Given task: Write out the entries below once more, exactly, with the pictures left out.

## Begin Rows

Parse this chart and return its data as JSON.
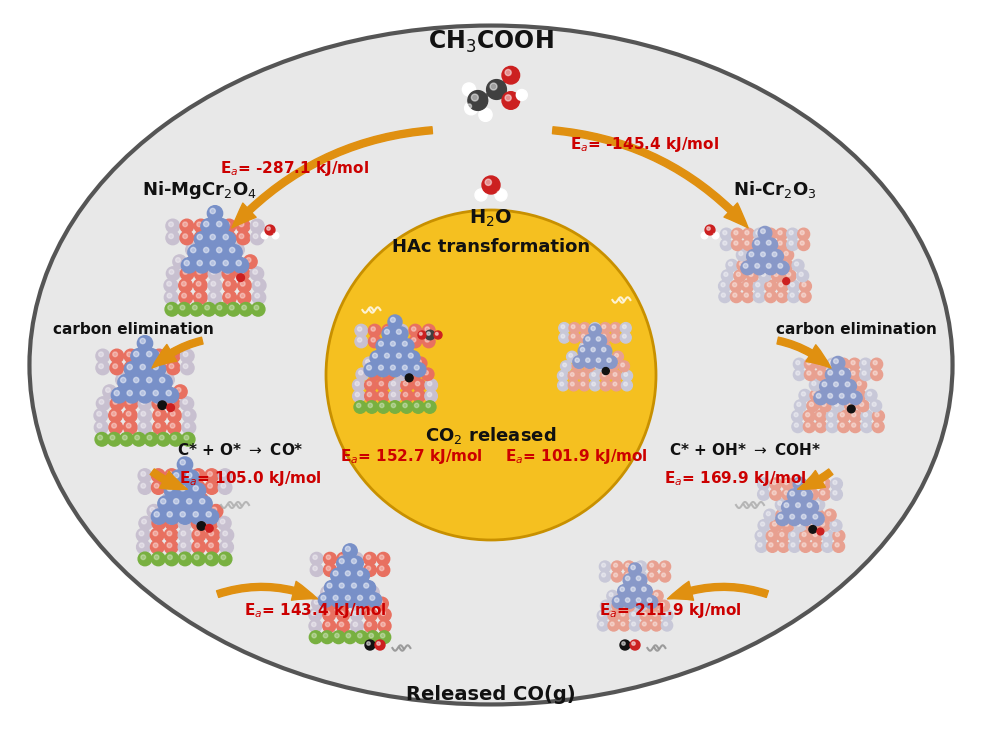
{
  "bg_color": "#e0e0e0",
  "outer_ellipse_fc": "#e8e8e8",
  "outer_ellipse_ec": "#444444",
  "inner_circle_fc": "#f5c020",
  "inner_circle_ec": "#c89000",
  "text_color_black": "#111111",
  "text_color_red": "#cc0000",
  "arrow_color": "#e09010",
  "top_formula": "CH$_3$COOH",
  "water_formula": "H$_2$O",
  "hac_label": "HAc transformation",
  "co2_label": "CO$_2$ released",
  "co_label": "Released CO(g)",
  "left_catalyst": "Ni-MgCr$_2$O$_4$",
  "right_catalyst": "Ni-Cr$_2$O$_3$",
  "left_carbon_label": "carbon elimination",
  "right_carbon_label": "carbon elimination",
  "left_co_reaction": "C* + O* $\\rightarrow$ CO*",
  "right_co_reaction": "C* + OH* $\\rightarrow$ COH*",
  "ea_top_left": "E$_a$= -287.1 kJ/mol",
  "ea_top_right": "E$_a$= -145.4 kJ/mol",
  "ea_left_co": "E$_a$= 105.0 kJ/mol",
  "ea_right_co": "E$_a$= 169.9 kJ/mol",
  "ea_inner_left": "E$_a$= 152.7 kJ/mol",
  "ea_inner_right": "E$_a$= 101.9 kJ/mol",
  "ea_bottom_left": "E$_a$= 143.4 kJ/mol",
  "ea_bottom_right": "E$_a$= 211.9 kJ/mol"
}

## End Rows

Expected output:
Parse this chart and return its data as JSON.
{
  "bg_color": "#e0e0e0",
  "outer_ellipse_fc": "#e8e8e8",
  "outer_ellipse_ec": "#444444",
  "inner_circle_fc": "#f5c020",
  "inner_circle_ec": "#c89000",
  "text_color_black": "#111111",
  "text_color_red": "#cc0000",
  "arrow_color": "#e09010",
  "top_formula": "CH$_3$COOH",
  "water_formula": "H$_2$O",
  "hac_label": "HAc transformation",
  "co2_label": "CO$_2$ released",
  "co_label": "Released CO(g)",
  "left_catalyst": "Ni-MgCr$_2$O$_4$",
  "right_catalyst": "Ni-Cr$_2$O$_3$",
  "left_carbon_label": "carbon elimination",
  "right_carbon_label": "carbon elimination",
  "left_co_reaction": "C* + O* $\\rightarrow$ CO*",
  "right_co_reaction": "C* + OH* $\\rightarrow$ COH*",
  "ea_top_left": "E$_a$= -287.1 kJ/mol",
  "ea_top_right": "E$_a$= -145.4 kJ/mol",
  "ea_left_co": "E$_a$= 105.0 kJ/mol",
  "ea_right_co": "E$_a$= 169.9 kJ/mol",
  "ea_inner_left": "E$_a$= 152.7 kJ/mol",
  "ea_inner_right": "E$_a$= 101.9 kJ/mol",
  "ea_bottom_left": "E$_a$= 143.4 kJ/mol",
  "ea_bottom_right": "E$_a$= 211.9 kJ/mol"
}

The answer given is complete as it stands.